§ **Problem statement**:
Can all of these lines be returned exactly?

-- Start Data section --

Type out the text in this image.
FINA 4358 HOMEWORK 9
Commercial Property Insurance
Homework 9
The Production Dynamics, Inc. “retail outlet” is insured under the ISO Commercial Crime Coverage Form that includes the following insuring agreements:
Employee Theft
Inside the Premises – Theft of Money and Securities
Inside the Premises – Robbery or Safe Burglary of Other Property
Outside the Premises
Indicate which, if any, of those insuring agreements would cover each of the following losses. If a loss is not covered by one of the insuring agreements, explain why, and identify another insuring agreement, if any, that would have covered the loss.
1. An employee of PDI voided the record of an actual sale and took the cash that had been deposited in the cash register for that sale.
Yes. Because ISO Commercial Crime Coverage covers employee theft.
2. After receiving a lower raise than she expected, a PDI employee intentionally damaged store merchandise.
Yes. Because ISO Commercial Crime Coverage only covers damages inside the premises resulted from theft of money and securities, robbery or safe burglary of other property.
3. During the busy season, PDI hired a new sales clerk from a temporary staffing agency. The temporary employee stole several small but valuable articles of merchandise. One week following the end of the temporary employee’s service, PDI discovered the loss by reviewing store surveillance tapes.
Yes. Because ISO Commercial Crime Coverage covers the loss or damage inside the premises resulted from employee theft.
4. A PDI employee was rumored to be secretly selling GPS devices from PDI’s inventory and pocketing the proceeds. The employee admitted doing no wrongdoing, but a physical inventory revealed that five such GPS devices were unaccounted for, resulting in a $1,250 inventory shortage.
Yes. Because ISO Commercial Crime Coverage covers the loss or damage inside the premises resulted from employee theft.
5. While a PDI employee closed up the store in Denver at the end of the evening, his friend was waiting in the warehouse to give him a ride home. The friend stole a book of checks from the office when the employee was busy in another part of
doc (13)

-- End Data section --

§ **The response**:
Type out the text in this image.
FINA 4358 HOMEWORK 9
Commercial Property Insurance
Homework 9
The Production Dynamics, Inc. “retail outlet” is insured under the ISO Commercial Crime Coverage Form that includes the following insuring agreements:
Employee Theft
Inside the Premises – Theft of Money and Securities
Inside the Premises – Robbery or Safe Burglary of Other Property
Outside the Premises
Indicate which, if any, of those insuring agreements would cover each of the following losses. If a loss is not covered by one of the insuring agreements, explain why, and identify another insuring agreement, if any, that would have covered the loss.
1. An employee of PDI voided the record of an actual sale and took the cash that had been deposited in the cash register for that sale.
Yes. Because ISO Commercial Crime Coverage covers employee theft.
2. After receiving a lower raise than she expected, a PDI employee intentionally damaged store merchandise.
Yes. Because ISO Commercial Crime Coverage only covers damages inside the premises resulted from theft of money and securities, robbery or safe burglary of other property.
3. During the busy season, PDI hired a new sales clerk from a temporary staffing agency. The temporary employee stole several small but valuable articles of merchandise. One week following the end of the temporary employee’s service, PDI discovered the loss by reviewing store surveillance tapes.
Yes. Because ISO Commercial Crime Coverage covers the loss or damage inside the premises resulted from employee theft.
4. A PDI employee was rumored to be secretly selling GPS devices from PDI’s inventory and pocketing the proceeds. The employee admitted doing no wrongdoing, but a physical inventory revealed that five such GPS devices were unaccounted for, resulting in a $1,250 inventory shortage.
Yes. Because ISO Commercial Crime Coverage covers the loss or damage inside the premises resulted from employee theft.
5. While a PDI employee closed up the store in Denver at the end of the evening, his friend was waiting in the warehouse to give him a ride home. The friend stole a book of checks from the office when the employee was busy in another part of
doc (13)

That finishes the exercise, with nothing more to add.